»»

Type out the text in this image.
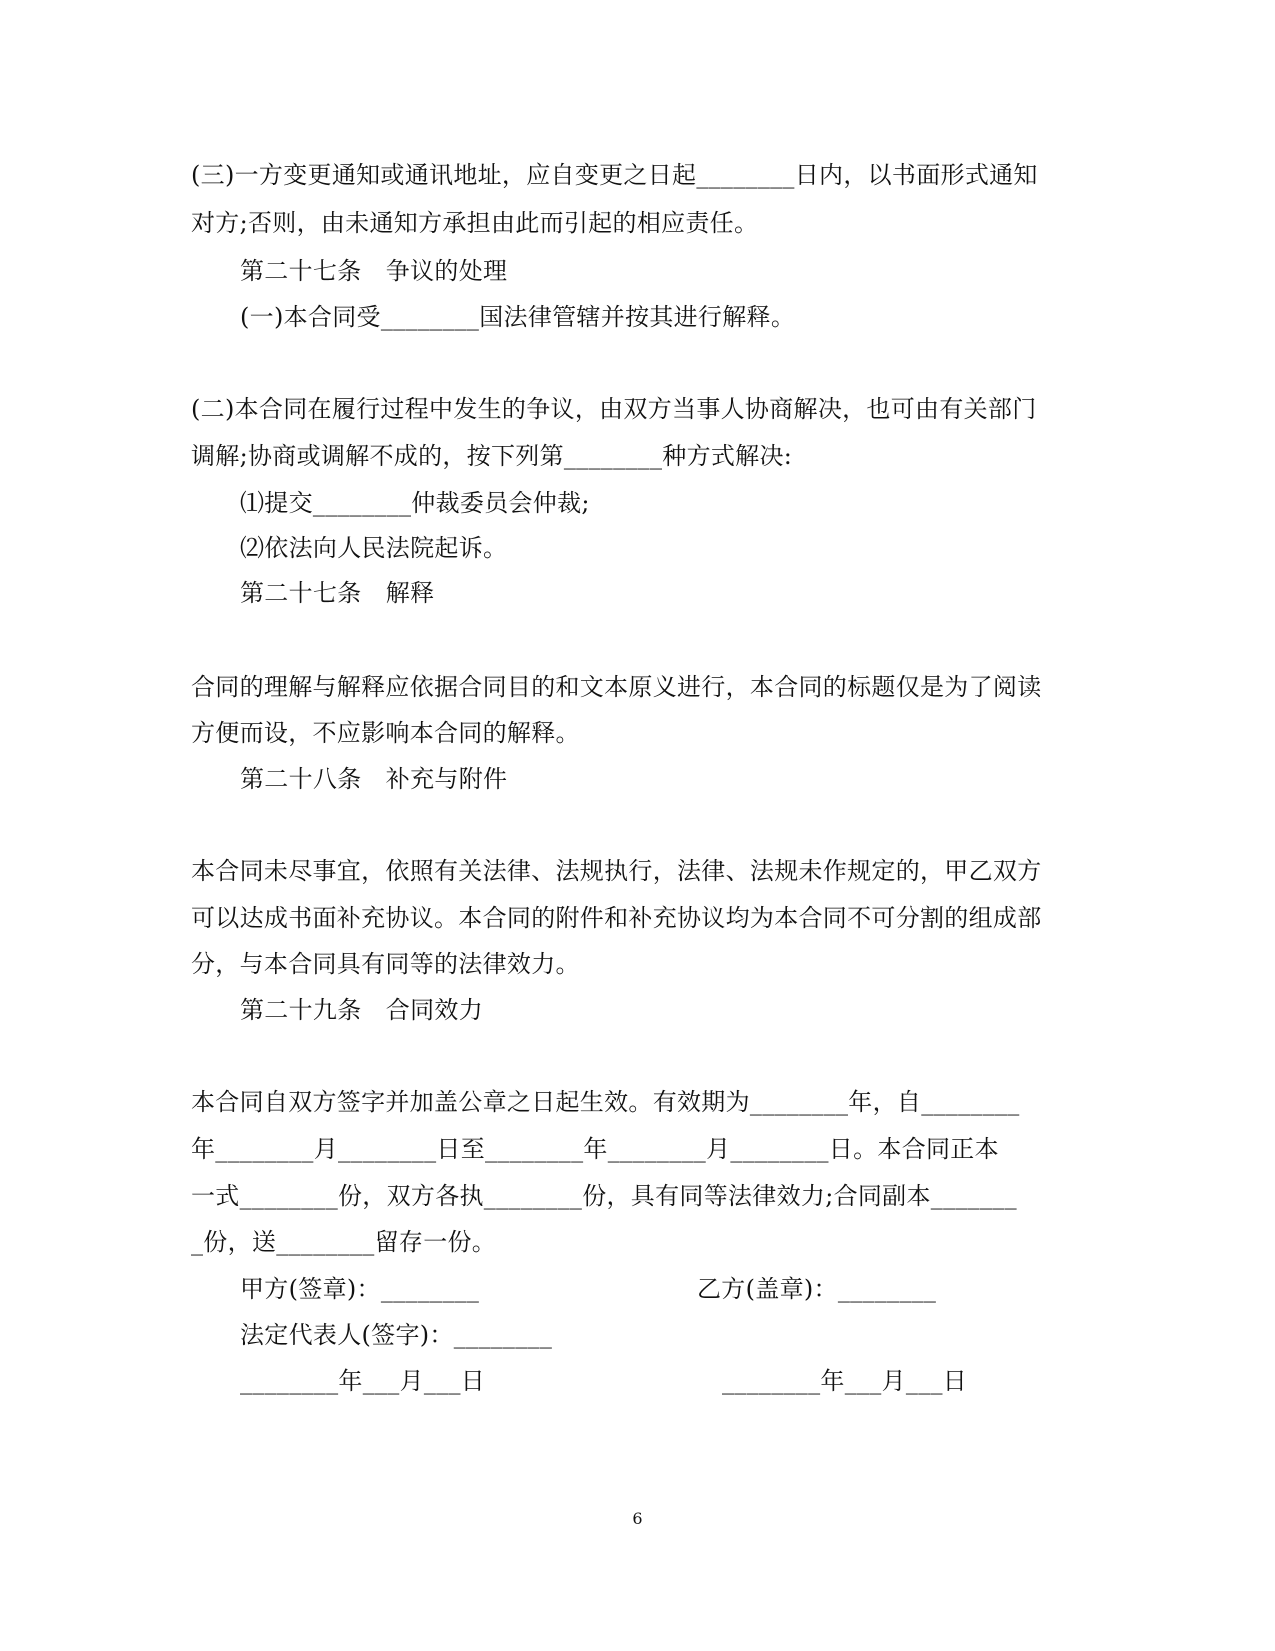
(三)一方变更通知或通讯地址，应自变更之日起________日内，以书面形式通知
对方;否则，由未通知方承担由此而引起的相应责任。
第二十七条　争议的处理
(一)本合同受________国法律管辖并按其进行解释。
(二)本合同在履行过程中发生的争议，由双方当事人协商解决，也可由有关部门
调解;协商或调解不成的，按下列第________种方式解决:
⑴提交________仲裁委员会仲裁;
⑵依法向人民法院起诉。
第二十七条　解释
合同的理解与解释应依据合同目的和文本原义进行，本合同的标题仅是为了阅读
方便而设，不应影响本合同的解释。
第二十八条　补充与附件
本合同未尽事宜，依照有关法律、法规执行，法律、法规未作规定的，甲乙双方
可以达成书面补充协议。本合同的附件和补充协议均为本合同不可分割的组成部
分，与本合同具有同等的法律效力。
第二十九条　合同效力
本合同自双方签字并加盖公章之日起生效。有效期为________年，自________
年________月________日至________年________月________日。本合同正本
一式________份，双方各执________份，具有同等法律效力;合同副本_______
_份，送________留存一份。
甲方(签章)：________	乙方(盖章)：________
法定代表人(签字)：________
________年___月___日	________年___月___日
6
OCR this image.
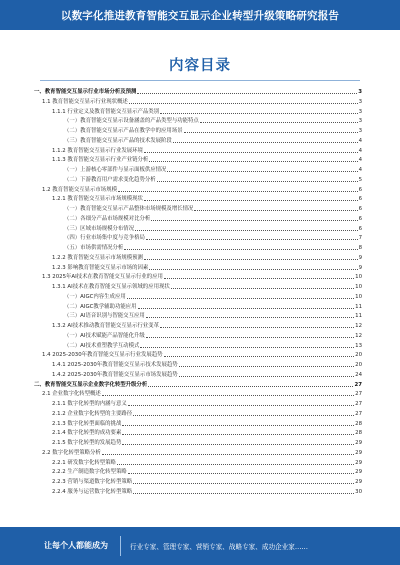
以数字化推进教育智能交互显示企业转型升级策略研究报告
内容目录
一、教育智能交互显示行业市场分析及预测	3
1.1 教育智能交互显示行业现状概述	3
1.1.1 行业定义及教育智能交互显示产品类别	3
（一）教育智能交互显示设备涵盖的产品类型与功能特点	3
（二）教育智能交互显示产品在教学中的应用场景	3
（三）教育智能交互显示产品的技术发展阶段	4
1.1.2 教育智能交互显示行业发展环境	4
1.1.3 教育智能交互显示行业产业链分析	4
（一）上游核心零部件与显示面板供应情况	4
（二）下游教育用户需求变化趋势分析	5
1.2 教育智能交互显示市场规模	6
1.2.1 教育智能交互显示市场规模现状	6
（一）教育智能交互显示产品整体市场规模及增长情况	6
（二）各细分产品市场规模对比分析	6
（三）区域市场规模分布情况	6
（四）行业市场集中度与竞争格局	7
（五）市场供需情况分析	8
1.2.2 教育智能交互显示市场规模预测	9
1.2.3 影响教育智能交互显示市场的因素	9
1.3 2025年AI技术在教育智能交互显示行业的应用	10
1.3.1 AI技术在教育智能交互显示领域的应用现状	10
（一）AIGC内容生成应用	10
（二）AIGC教学辅助功能应用	11
（三）AI语音识别与智能交互应用	11
1.3.2 AI技术推动教育智能交互显示行业变革	12
（一）AI技术赋能产品智能化升级	12
（二）AI技术重塑教学互动模式	13
1.4 2025-2030年教育智能交互显示行业发展趋势	20
1.4.1 2025-2030年教育智能交互显示技术发展趋势	20
1.4.2 2025-2030年教育智能交互显示市场发展趋势	24
二、教育智能交互显示企业数字化转型升级分析	27
2.1 企业数字化转型概述	27
2.1.1 数字化转型的内涵与意义	27
2.1.2 企业数字化转型的主要路径	27
2.1.3 数字化转型面临的挑战	28
2.1.4 数字化转型的成功要素	28
2.1.5 数字化转型的发展趋势	29
2.2 数字化转型策略分析	29
2.2.1 研发数字化转型策略	29
2.2.2 生产制造数字化转型策略	29
2.2.3 营销与渠道数字化转型策略	29
2.2.4 服务与运营数字化转型策略	30
让每个人都能成为	行业专家、管理专家、营销专家、战略专家、成功企业家……
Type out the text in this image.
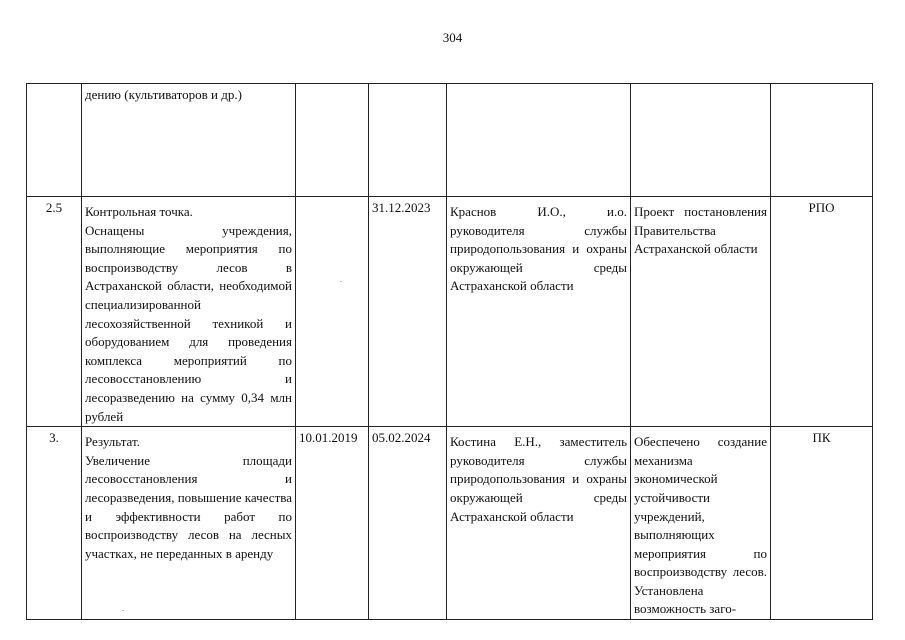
304
	дению (культиваторов и др.)					
2.5	Контрольная точка.
Оснащены учреждения, выполняющие мероприятия по воспроизводству лесов в Астраханской области, необходимой специализированной лесохозяйственной техникой и оборудованием для проведения комплекса мероприятий по лесовосстановлению и лесоразведению на сумму 0,34 млн рублей		31.12.2023	Краснов И.О., и.о. руководителя службы природопользования и охраны окружающей среды Астраханской области	Проект постановления Правительства Астраханской области	РПО
3.	Результат.
Увеличение площади лесовосстановления и лесоразведения, повышение качества и эффективности работ по воспроизводству лесов на лесных участках, не переданных в аренду	10.01.2019	05.02.2024	Костина Е.Н., заместитель руководителя службы природопользования и охраны окружающей среды Астраханской области	Обеспечено создание механизма экономической устойчивости учреждений, выполняющих мероприятия по воспроизводству лесов. Установлена возможность заго-	ПК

««

Report only how many lines in the records contain the word "Астраханской".

2